*Written problem*. Where a line in the listing below contains the word "color", copy that line.

Items from a figure collection
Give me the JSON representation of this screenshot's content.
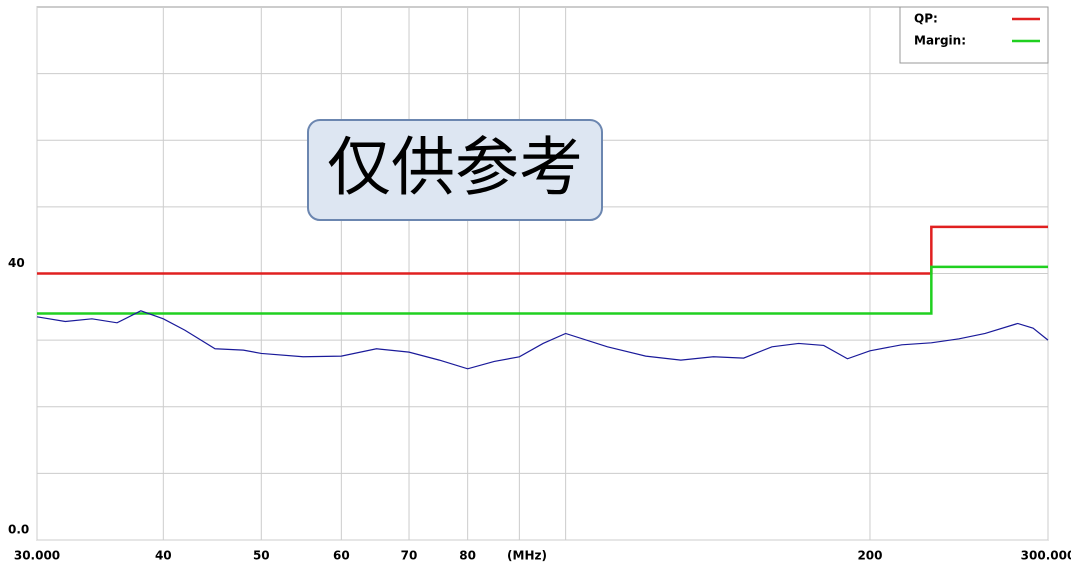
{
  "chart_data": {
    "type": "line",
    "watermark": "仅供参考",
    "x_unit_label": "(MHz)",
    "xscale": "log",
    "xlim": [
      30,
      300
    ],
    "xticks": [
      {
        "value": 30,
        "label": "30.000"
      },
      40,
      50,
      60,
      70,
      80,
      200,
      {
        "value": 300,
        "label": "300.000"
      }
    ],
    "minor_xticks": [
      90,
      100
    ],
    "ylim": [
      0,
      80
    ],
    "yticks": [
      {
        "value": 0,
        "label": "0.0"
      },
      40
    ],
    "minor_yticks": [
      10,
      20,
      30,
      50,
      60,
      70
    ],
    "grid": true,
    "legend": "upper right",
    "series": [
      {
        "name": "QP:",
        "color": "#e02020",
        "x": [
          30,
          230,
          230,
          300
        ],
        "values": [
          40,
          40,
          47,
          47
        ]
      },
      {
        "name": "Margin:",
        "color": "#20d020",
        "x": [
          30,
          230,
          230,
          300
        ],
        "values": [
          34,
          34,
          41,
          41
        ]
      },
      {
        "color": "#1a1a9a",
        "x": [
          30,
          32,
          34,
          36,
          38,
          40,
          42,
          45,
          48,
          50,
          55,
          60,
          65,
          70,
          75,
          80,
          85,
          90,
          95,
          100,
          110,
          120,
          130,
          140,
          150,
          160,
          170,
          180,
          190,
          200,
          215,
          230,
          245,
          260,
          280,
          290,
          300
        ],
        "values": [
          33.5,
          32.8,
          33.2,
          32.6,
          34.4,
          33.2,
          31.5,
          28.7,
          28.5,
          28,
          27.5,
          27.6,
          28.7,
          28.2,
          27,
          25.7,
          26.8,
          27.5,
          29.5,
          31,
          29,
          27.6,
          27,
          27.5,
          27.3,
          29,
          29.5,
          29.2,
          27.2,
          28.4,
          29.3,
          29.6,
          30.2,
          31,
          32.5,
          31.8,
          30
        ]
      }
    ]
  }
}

*Problem solution*.
        "color": "#e02020",
        "color": "#20d020",
        "color": "#1a1a9a",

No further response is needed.